Written problem
Print everything from the first row below down to the row containing "plot-area <box>267 230 1284 578</box>", including both, character for character.

***

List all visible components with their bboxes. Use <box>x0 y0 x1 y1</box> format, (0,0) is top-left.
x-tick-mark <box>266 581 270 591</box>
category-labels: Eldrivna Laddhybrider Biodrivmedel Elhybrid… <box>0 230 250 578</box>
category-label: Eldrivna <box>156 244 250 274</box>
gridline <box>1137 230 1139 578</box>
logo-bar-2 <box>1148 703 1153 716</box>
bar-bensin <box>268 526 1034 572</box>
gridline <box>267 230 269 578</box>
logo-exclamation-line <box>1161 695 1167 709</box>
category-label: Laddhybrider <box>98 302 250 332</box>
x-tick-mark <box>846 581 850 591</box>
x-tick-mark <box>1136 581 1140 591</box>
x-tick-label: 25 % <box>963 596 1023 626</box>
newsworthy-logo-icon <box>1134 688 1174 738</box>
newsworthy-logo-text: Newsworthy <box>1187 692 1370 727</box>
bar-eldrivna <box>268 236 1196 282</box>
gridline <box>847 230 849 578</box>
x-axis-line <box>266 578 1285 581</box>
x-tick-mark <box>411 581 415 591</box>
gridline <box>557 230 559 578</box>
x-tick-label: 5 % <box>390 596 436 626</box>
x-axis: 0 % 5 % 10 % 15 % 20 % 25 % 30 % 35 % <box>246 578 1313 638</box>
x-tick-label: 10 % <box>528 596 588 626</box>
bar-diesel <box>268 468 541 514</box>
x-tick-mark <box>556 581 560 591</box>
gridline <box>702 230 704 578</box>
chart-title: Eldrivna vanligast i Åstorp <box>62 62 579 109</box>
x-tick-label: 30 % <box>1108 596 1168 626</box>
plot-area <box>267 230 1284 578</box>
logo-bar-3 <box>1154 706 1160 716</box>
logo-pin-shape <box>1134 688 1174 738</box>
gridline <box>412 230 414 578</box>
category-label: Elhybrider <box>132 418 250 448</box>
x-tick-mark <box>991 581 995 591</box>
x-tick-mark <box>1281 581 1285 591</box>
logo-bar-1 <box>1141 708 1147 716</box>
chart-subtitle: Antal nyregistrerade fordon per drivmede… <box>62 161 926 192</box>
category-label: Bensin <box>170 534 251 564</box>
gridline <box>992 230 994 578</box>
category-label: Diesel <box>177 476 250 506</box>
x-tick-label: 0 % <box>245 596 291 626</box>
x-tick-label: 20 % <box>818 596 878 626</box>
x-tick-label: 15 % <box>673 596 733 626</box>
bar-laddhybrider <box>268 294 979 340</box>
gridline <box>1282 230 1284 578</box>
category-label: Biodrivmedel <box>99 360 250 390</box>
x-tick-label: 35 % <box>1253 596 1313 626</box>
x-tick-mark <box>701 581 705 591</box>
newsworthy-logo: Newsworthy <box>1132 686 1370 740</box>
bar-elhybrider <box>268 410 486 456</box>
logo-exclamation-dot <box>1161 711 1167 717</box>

***

Response to the task
List all visible components with their bboxes. Use <box>x0 y0 x1 y1</box> format, (0,0) is top-left.
x-tick-mark <box>266 581 270 591</box>
category-labels: Eldrivna Laddhybrider Biodrivmedel Elhybrid… <box>0 230 250 578</box>
category-label: Eldrivna <box>156 244 250 274</box>
gridline <box>1137 230 1139 578</box>
logo-bar-2 <box>1148 703 1153 716</box>
bar-bensin <box>268 526 1034 572</box>
gridline <box>267 230 269 578</box>
logo-exclamation-line <box>1161 695 1167 709</box>
category-label: Laddhybrider <box>98 302 250 332</box>
x-tick-mark <box>846 581 850 591</box>
x-tick-mark <box>1136 581 1140 591</box>
x-tick-label: 25 % <box>963 596 1023 626</box>
newsworthy-logo-icon <box>1134 688 1174 738</box>
newsworthy-logo-text: Newsworthy <box>1187 692 1370 727</box>
bar-eldrivna <box>268 236 1196 282</box>
gridline <box>847 230 849 578</box>
x-axis-line <box>266 578 1285 581</box>
x-tick-mark <box>411 581 415 591</box>
gridline <box>557 230 559 578</box>
x-tick-label: 5 % <box>390 596 436 626</box>
x-axis: 0 % 5 % 10 % 15 % 20 % 25 % 30 % 35 % <box>246 578 1313 638</box>
x-tick-label: 10 % <box>528 596 588 626</box>
bar-diesel <box>268 468 541 514</box>
x-tick-mark <box>556 581 560 591</box>
gridline <box>702 230 704 578</box>
chart-title: Eldrivna vanligast i Åstorp <box>62 62 579 109</box>
x-tick-label: 30 % <box>1108 596 1168 626</box>
plot-area <box>267 230 1284 578</box>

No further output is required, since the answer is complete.